**Brief:** Go through the listing and copy each line with the string "about".

══════════

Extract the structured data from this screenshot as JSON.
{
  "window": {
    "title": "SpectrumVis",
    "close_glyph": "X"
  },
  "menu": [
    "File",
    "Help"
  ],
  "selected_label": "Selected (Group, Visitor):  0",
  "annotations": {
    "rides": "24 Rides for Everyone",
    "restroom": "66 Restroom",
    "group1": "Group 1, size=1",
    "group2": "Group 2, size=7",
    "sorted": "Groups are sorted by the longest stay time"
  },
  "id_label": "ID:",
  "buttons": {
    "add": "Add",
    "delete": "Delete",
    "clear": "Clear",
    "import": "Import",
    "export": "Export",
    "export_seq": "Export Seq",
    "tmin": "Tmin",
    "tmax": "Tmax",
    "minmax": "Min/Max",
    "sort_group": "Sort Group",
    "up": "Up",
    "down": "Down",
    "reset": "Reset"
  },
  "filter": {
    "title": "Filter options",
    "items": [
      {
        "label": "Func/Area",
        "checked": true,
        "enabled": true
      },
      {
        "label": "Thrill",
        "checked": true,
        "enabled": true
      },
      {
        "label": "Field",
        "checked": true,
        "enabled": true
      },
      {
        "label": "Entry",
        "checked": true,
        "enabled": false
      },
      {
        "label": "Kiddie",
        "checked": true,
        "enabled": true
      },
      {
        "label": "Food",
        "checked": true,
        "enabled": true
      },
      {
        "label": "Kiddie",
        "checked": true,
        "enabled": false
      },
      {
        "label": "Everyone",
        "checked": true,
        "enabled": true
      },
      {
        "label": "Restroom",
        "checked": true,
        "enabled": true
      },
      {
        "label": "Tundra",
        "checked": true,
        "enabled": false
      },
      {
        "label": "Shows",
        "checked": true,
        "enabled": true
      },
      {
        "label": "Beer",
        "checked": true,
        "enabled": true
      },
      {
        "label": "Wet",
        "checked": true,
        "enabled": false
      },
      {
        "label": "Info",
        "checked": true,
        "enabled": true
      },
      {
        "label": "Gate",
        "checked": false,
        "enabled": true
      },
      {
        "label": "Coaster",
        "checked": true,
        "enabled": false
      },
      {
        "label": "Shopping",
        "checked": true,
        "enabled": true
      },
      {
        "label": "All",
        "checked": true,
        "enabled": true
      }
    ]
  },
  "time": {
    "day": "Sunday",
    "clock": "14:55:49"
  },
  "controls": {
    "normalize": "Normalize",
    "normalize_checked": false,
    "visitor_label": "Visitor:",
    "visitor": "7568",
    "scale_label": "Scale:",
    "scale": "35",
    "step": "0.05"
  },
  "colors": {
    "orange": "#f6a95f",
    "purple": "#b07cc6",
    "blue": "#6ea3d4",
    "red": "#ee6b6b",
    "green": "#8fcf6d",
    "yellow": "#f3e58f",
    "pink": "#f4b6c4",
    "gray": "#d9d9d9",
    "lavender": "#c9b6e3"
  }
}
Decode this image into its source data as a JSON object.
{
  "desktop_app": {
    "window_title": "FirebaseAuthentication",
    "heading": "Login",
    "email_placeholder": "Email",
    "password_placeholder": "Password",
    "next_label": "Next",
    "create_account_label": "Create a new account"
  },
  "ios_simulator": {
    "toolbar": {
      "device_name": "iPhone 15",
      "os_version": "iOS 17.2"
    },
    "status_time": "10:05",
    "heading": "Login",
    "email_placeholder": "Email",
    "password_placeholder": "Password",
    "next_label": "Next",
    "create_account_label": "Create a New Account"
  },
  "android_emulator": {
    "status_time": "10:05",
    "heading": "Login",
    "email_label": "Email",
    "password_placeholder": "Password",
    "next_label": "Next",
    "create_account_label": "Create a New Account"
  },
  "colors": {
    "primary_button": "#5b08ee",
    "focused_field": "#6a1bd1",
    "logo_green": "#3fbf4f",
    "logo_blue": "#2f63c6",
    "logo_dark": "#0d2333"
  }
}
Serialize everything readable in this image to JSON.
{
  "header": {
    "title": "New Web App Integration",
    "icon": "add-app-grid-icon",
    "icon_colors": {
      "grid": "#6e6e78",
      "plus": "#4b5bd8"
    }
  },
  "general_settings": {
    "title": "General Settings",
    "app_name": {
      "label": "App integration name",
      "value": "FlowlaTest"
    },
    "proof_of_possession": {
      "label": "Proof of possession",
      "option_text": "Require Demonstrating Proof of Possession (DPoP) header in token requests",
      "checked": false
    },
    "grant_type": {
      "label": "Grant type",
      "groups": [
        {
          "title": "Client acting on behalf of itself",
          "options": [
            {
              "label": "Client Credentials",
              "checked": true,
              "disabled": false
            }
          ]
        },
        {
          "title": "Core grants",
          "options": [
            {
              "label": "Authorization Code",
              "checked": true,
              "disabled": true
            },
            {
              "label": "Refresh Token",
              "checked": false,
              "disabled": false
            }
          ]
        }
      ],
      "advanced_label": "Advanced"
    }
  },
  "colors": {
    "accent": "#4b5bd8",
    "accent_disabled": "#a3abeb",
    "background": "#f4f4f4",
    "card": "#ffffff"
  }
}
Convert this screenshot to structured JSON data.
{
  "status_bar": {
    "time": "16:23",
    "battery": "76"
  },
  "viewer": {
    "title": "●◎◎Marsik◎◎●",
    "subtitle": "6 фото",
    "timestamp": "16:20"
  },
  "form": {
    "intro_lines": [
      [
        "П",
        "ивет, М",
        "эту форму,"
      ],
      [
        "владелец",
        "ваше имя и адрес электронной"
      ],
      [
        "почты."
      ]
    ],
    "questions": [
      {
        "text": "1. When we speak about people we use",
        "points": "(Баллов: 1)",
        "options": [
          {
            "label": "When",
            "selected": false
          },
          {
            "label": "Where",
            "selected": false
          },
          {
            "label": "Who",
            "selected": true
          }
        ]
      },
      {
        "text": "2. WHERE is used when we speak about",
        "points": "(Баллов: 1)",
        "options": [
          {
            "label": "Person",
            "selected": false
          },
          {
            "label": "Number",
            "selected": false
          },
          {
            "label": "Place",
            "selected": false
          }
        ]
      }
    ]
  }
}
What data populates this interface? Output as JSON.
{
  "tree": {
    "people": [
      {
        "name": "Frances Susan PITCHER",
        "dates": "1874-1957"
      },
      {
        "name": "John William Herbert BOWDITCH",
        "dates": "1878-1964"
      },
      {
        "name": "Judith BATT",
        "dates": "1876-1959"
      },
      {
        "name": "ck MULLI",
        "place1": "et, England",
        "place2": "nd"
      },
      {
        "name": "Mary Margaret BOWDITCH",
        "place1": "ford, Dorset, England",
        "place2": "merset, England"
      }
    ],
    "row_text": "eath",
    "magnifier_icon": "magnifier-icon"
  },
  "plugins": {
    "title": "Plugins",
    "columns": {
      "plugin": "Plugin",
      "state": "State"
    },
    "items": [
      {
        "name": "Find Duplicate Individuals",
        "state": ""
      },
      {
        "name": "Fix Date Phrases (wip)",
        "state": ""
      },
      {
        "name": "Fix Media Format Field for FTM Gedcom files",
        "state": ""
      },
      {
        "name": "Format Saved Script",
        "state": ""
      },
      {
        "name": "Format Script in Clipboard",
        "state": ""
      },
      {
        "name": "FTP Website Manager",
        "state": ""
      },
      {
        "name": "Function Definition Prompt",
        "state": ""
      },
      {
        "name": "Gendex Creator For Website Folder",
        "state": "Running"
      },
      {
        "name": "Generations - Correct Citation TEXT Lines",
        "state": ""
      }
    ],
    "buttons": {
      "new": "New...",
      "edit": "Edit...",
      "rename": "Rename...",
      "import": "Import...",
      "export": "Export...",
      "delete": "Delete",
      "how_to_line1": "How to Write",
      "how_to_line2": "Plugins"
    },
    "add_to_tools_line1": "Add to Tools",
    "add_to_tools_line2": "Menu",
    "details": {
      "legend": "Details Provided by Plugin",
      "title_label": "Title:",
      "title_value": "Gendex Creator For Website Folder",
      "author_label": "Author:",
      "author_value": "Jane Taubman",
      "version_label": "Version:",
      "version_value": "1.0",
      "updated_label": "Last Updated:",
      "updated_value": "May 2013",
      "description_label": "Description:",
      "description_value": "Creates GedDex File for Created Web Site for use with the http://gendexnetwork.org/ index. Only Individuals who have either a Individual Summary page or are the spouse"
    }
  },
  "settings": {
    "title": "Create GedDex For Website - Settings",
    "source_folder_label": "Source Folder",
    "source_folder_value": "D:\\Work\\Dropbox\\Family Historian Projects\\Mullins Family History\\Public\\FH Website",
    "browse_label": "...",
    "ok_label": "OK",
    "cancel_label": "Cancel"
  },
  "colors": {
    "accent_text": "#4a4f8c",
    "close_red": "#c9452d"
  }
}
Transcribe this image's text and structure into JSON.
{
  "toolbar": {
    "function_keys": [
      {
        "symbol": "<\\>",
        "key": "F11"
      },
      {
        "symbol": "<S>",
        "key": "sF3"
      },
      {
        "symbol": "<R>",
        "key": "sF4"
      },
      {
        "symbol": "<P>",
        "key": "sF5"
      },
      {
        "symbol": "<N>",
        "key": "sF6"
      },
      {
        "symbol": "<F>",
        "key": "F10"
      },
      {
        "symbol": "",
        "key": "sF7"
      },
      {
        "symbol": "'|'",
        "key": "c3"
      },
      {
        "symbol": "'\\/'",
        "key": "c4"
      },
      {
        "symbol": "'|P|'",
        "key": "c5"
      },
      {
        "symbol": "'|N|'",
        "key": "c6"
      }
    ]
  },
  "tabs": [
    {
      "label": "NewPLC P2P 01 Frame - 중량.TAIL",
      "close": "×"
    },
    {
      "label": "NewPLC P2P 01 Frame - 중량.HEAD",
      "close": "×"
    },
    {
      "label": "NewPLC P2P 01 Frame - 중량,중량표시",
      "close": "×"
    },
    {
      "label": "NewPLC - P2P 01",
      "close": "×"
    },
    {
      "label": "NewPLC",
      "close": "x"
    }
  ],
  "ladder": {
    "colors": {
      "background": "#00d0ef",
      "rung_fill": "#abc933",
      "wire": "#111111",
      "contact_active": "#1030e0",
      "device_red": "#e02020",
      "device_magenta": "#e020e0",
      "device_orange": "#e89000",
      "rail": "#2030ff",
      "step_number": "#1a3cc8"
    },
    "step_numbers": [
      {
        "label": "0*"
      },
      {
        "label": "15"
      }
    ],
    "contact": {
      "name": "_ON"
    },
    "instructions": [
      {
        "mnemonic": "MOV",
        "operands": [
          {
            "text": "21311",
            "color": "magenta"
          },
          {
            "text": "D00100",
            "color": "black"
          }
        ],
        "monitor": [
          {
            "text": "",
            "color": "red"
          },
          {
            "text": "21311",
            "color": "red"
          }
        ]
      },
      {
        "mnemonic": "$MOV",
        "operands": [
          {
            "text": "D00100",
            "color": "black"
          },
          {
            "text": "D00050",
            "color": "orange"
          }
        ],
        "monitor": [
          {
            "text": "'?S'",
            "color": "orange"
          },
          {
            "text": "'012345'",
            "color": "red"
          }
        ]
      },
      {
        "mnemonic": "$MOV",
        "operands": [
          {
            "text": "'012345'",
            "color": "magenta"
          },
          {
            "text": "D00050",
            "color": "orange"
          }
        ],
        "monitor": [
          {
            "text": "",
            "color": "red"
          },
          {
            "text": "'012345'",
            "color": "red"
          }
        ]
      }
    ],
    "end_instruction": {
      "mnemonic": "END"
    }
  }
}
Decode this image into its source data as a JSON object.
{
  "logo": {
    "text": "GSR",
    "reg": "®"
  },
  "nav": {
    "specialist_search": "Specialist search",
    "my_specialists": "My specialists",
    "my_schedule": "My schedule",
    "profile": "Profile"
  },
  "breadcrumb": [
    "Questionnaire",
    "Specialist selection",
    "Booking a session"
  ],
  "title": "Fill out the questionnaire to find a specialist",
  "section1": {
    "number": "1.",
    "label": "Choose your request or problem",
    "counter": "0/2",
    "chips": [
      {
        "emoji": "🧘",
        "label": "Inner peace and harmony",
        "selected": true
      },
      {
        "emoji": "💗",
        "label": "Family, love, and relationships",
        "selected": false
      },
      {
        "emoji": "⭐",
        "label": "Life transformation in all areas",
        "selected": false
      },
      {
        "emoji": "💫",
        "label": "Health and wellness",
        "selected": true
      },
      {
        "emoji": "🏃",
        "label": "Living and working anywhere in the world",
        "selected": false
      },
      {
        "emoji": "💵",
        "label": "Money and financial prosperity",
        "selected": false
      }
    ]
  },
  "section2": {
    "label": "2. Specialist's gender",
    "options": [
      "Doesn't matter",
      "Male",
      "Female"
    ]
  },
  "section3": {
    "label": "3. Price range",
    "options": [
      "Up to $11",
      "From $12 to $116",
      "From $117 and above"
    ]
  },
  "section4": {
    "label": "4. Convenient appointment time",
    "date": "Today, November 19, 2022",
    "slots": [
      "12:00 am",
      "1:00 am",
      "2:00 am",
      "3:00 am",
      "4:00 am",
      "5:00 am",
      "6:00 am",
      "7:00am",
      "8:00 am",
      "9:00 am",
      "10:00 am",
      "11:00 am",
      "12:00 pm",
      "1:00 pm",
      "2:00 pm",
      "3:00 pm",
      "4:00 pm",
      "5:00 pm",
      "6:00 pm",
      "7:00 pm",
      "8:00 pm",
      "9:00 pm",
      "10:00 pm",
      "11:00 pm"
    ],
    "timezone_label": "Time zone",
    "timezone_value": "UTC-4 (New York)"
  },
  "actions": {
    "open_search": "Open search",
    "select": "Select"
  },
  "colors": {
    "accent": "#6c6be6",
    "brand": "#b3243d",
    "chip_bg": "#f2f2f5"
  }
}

══════════

**Answer to this exercise:**
        "text": "1. When we speak about people we use",
        "text": "2. WHERE is used when we speak about",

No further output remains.